(Source records)
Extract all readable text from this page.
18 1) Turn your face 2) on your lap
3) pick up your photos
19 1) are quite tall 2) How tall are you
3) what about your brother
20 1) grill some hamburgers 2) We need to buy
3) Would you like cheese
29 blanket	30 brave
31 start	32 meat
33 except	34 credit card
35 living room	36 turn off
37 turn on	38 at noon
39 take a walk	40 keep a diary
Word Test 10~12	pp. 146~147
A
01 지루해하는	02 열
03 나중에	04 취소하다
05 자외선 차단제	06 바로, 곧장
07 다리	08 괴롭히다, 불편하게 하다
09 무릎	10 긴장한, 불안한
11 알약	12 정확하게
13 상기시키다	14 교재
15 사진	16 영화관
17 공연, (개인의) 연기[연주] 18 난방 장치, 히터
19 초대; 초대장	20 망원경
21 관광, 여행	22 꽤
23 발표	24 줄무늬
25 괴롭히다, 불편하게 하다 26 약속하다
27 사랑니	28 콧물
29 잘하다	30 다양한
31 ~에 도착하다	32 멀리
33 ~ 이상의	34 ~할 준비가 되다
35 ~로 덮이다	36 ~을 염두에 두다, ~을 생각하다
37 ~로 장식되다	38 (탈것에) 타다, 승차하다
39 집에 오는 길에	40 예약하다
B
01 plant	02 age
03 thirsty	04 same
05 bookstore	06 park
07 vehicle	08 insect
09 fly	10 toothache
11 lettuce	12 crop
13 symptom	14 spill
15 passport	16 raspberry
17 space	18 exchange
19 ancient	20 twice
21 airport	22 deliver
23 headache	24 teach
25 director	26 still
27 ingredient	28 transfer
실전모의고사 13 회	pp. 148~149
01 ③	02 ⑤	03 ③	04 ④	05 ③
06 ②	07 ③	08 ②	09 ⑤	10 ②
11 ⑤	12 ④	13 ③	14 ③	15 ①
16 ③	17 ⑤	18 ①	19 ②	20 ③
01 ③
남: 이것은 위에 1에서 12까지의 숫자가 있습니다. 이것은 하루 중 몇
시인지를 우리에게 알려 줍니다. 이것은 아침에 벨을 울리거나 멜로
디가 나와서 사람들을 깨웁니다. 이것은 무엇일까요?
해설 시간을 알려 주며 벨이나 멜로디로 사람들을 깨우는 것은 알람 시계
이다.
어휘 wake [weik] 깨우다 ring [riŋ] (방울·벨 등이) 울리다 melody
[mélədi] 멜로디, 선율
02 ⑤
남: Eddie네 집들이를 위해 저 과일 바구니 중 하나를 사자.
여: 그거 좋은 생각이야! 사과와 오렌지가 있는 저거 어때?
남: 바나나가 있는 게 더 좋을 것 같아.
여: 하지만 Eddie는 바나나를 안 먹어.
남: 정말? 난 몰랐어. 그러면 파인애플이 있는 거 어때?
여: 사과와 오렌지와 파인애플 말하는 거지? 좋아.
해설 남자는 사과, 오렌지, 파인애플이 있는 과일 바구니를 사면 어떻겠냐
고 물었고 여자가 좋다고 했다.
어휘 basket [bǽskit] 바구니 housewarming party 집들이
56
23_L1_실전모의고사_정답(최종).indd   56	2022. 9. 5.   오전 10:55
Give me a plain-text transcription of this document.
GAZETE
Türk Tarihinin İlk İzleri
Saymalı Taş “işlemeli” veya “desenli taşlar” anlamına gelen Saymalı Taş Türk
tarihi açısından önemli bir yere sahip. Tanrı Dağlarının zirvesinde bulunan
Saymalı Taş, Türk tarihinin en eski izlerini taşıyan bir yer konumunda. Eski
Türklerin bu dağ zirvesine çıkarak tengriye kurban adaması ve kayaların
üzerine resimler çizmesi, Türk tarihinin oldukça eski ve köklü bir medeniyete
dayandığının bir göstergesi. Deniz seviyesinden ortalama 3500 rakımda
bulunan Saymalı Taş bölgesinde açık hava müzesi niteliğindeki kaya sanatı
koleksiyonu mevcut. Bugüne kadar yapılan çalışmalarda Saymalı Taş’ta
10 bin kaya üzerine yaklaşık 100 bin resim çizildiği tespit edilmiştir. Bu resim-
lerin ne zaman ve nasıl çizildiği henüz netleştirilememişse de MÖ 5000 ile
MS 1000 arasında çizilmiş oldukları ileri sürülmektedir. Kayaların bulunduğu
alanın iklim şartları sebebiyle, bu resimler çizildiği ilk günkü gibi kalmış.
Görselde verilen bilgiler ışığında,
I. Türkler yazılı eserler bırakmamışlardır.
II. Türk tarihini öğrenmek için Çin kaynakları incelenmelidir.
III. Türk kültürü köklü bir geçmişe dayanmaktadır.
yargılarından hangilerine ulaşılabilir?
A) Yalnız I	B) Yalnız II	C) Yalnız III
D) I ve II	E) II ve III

What the exercise asks ▸
Using the material above, print every entry exactly as written.

Final result ▸
Extract all readable text from this page.
18 1) Turn your face 2) on your lap
3) pick up your photos
19 1) are quite tall 2) How tall are you
3) what about your brother
20 1) grill some hamburgers 2) We need to buy
3) Would you like cheese
29 blanket	30 brave
31 start	32 meat
33 except	34 credit card
35 living room	36 turn off
37 turn on	38 at noon
39 take a walk	40 keep a diary
Word Test 10~12	pp. 146~147
A
01 지루해하는	02 열
03 나중에	04 취소하다
05 자외선 차단제	06 바로, 곧장
07 다리	08 괴롭히다, 불편하게 하다
09 무릎	10 긴장한, 불안한
11 알약	12 정확하게
13 상기시키다	14 교재
15 사진	16 영화관
17 공연, (개인의) 연기[연주] 18 난방 장치, 히터
19 초대; 초대장	20 망원경
21 관광, 여행	22 꽤
23 발표	24 줄무늬
25 괴롭히다, 불편하게 하다 26 약속하다
27 사랑니	28 콧물
29 잘하다	30 다양한
31 ~에 도착하다	32 멀리
33 ~ 이상의	34 ~할 준비가 되다
35 ~로 덮이다	36 ~을 염두에 두다, ~을 생각하다
37 ~로 장식되다	38 (탈것에) 타다, 승차하다
39 집에 오는 길에	40 예약하다
B
01 plant	02 age
03 thirsty	04 same
05 bookstore	06 park
07 vehicle	08 insect
09 fly	10 toothache
11 lettuce	12 crop
13 symptom	14 spill
15 passport	16 raspberry
17 space	18 exchange
19 ancient	20 twice
21 airport	22 deliver
23 headache	24 teach
25 director	26 still
27 ingredient	28 transfer
실전모의고사 13 회	pp. 148~149
01 ③	02 ⑤	03 ③	04 ④	05 ③
06 ②	07 ③	08 ②	09 ⑤	10 ②
11 ⑤	12 ④	13 ③	14 ③	15 ①
16 ③	17 ⑤	18 ①	19 ②	20 ③
01 ③
남: 이것은 위에 1에서 12까지의 숫자가 있습니다. 이것은 하루 중 몇
시인지를 우리에게 알려 줍니다. 이것은 아침에 벨을 울리거나 멜로
디가 나와서 사람들을 깨웁니다. 이것은 무엇일까요?
해설 시간을 알려 주며 벨이나 멜로디로 사람들을 깨우는 것은 알람 시계
이다.
어휘 wake [weik] 깨우다 ring [riŋ] (방울·벨 등이) 울리다 melody
[mélədi] 멜로디, 선율
02 ⑤
남: Eddie네 집들이를 위해 저 과일 바구니 중 하나를 사자.
여: 그거 좋은 생각이야! 사과와 오렌지가 있는 저거 어때?
남: 바나나가 있는 게 더 좋을 것 같아.
여: 하지만 Eddie는 바나나를 안 먹어.
남: 정말? 난 몰랐어. 그러면 파인애플이 있는 거 어때?
여: 사과와 오렌지와 파인애플 말하는 거지? 좋아.
해설 남자는 사과, 오렌지, 파인애플이 있는 과일 바구니를 사면 어떻겠냐
고 물었고 여자가 좋다고 했다.
어휘 basket [bǽskit] 바구니 housewarming party 집들이
56
23_L1_실전모의고사_정답(최종).indd   56	2022. 9. 5.   오전 10:55
Give me a plain-text transcription of this document.
GAZETE
Türk Tarihinin İlk İzleri
Saymalı Taş “işlemeli” veya “desenli taşlar” anlamına gelen Saymalı Taş Türk
tarihi açısından önemli bir yere sahip. Tanrı Dağlarının zirvesinde bulunan
Saymalı Taş, Türk tarihinin en eski izlerini taşıyan bir yer konumunda. Eski
Türklerin bu dağ zirvesine çıkarak tengriye kurban adaması ve kayaların
üzerine resimler çizmesi, Türk tarihinin oldukça eski ve köklü bir medeniyete
dayandığının bir göstergesi. Deniz seviyesinden ortalama 3500 rakımda
bulunan Saymalı Taş bölgesinde açık hava müzesi niteliğindeki kaya sanatı
koleksiyonu mevcut. Bugüne kadar yapılan çalışmalarda Saymalı Taş’ta
10 bin kaya üzerine yaklaşık 100 bin resim çizildiği tespit edilmiştir. Bu resim-
lerin ne zaman ve nasıl çizildiği henüz netleştirilememişse de MÖ 5000 ile
MS 1000 arasında çizilmiş oldukları ileri sürülmektedir. Kayaların bulunduğu
alanın iklim şartları sebebiyle, bu resimler çizildiği ilk günkü gibi kalmış.
Görselde verilen bilgiler ışığında,
I. Türkler yazılı eserler bırakmamışlardır.
II. Türk tarihini öğrenmek için Çin kaynakları incelenmelidir.
III. Türk kültürü köklü bir geçmişe dayanmaktadır.
yargılarından hangilerine ulaşılabilir?
A) Yalnız I	B) Yalnız II	C) Yalnız III
D) I ve II	E) II ve III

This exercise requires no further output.